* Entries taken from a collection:
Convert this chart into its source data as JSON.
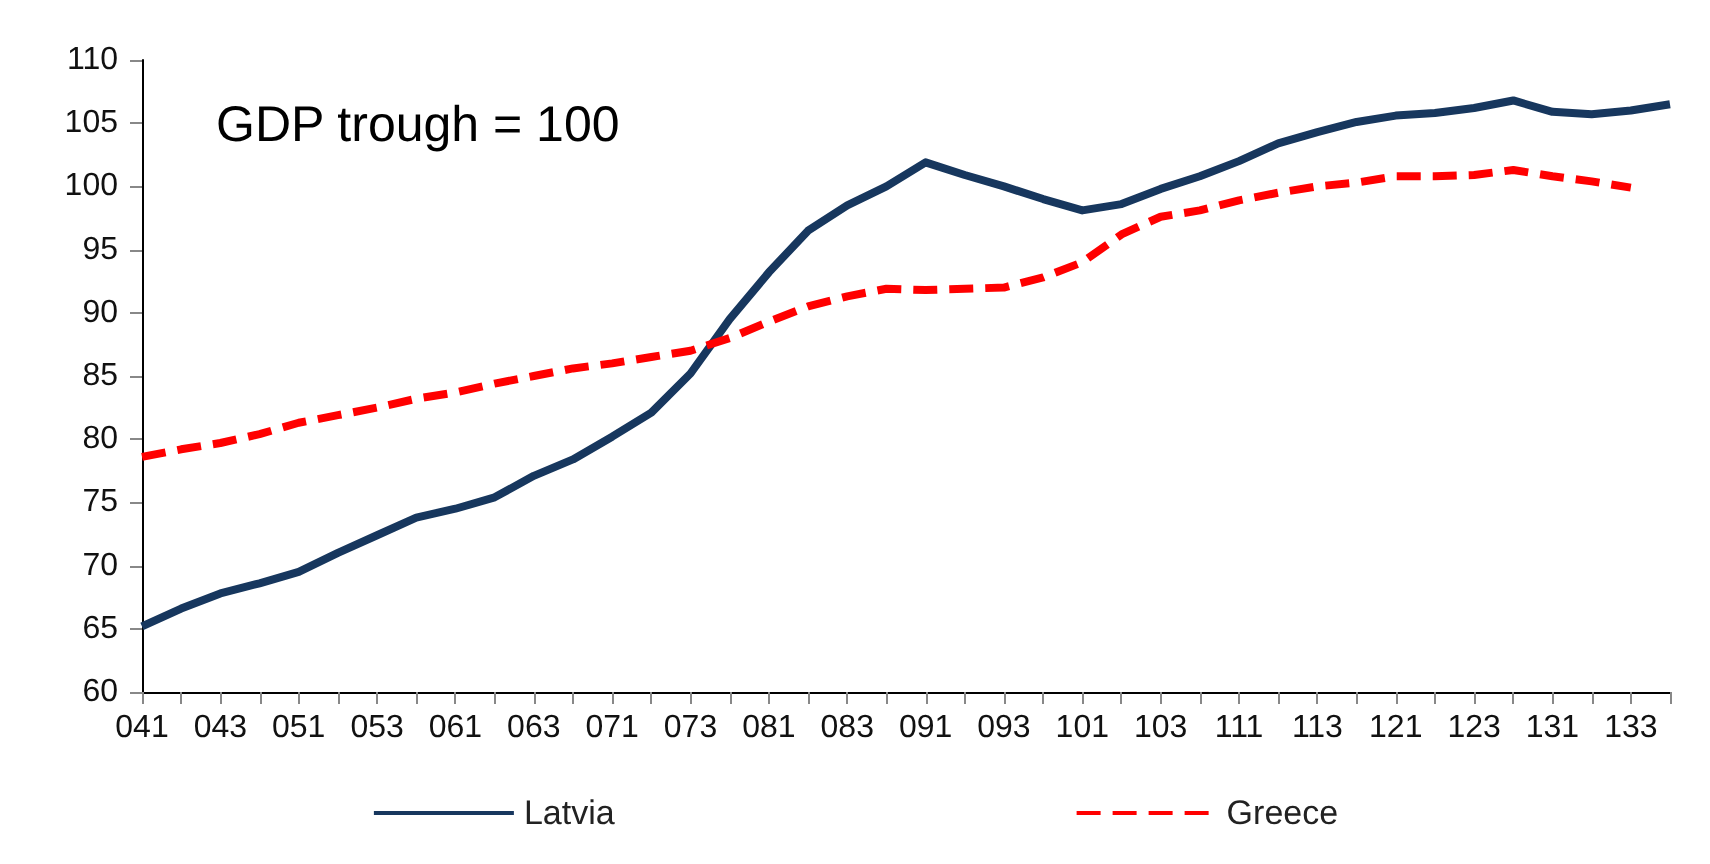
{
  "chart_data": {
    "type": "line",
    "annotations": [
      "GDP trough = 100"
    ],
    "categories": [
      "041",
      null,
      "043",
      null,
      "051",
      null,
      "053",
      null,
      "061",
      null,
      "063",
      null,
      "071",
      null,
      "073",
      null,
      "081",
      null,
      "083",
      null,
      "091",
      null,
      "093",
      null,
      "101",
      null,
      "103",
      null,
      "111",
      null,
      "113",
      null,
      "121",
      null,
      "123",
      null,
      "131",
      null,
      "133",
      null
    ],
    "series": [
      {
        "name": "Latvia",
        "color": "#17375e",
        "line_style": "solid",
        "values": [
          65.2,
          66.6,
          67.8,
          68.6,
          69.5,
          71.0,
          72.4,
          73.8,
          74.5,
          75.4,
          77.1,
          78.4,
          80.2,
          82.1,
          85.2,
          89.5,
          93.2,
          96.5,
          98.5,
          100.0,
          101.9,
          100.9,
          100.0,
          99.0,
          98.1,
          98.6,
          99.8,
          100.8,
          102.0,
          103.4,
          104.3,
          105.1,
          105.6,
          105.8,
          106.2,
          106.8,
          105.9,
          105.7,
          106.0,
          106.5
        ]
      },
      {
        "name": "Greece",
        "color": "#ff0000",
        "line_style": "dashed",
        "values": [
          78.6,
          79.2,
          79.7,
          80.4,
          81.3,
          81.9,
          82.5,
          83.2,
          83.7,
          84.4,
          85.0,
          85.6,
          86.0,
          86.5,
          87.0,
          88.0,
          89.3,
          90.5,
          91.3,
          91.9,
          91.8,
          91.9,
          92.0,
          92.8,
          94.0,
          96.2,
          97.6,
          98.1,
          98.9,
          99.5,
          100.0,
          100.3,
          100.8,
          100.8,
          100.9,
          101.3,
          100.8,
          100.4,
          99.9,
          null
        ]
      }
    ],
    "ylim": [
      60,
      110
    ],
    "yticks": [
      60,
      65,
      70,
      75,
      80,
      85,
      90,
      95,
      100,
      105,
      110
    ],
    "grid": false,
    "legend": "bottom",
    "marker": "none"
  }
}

* Problem requirements: Reproduce the material in its entirety and word for word, without the pictures.

* Result:
Convert this chart into its source data as JSON.
{
  "chart_data": {
    "type": "line",
    "annotations": [
      "GDP trough = 100"
    ],
    "categories": [
      "041",
      null,
      "043",
      null,
      "051",
      null,
      "053",
      null,
      "061",
      null,
      "063",
      null,
      "071",
      null,
      "073",
      null,
      "081",
      null,
      "083",
      null,
      "091",
      null,
      "093",
      null,
      "101",
      null,
      "103",
      null,
      "111",
      null,
      "113",
      null,
      "121",
      null,
      "123",
      null,
      "131",
      null,
      "133",
      null
    ],
    "series": [
      {
        "name": "Latvia",
        "color": "#17375e",
        "line_style": "solid",
        "values": [
          65.2,
          66.6,
          67.8,
          68.6,
          69.5,
          71.0,
          72.4,
          73.8,
          74.5,
          75.4,
          77.1,
          78.4,
          80.2,
          82.1,
          85.2,
          89.5,
          93.2,
          96.5,
          98.5,
          100.0,
          101.9,
          100.9,
          100.0,
          99.0,
          98.1,
          98.6,
          99.8,
          100.8,
          102.0,
          103.4,
          104.3,
          105.1,
          105.6,
          105.8,
          106.2,
          106.8,
          105.9,
          105.7,
          106.0,
          106.5
        ]
      },
      {
        "name": "Greece",
        "color": "#ff0000",
        "line_style": "dashed",
        "values": [
          78.6,
          79.2,
          79.7,
          80.4,
          81.3,
          81.9,
          82.5,
          83.2,
          83.7,
          84.4,
          85.0,
          85.6,
          86.0,
          86.5,
          87.0,
          88.0,
          89.3,
          90.5,
          91.3,
          91.9,
          91.8,
          91.9,
          92.0,
          92.8,
          94.0,
          96.2,
          97.6,
          98.1,
          98.9,
          99.5,
          100.0,
          100.3,
          100.8,
          100.8,
          100.9,
          101.3,
          100.8,
          100.4,
          99.9,
          null
        ]
      }
    ],
    "ylim": [
      60,
      110
    ],
    "yticks": [
      60,
      65,
      70,
      75,
      80,
      85,
      90,
      95,
      100,
      105,
      110
    ],
    "grid": false,
    "legend": "bottom",
    "marker": "none"
  }
}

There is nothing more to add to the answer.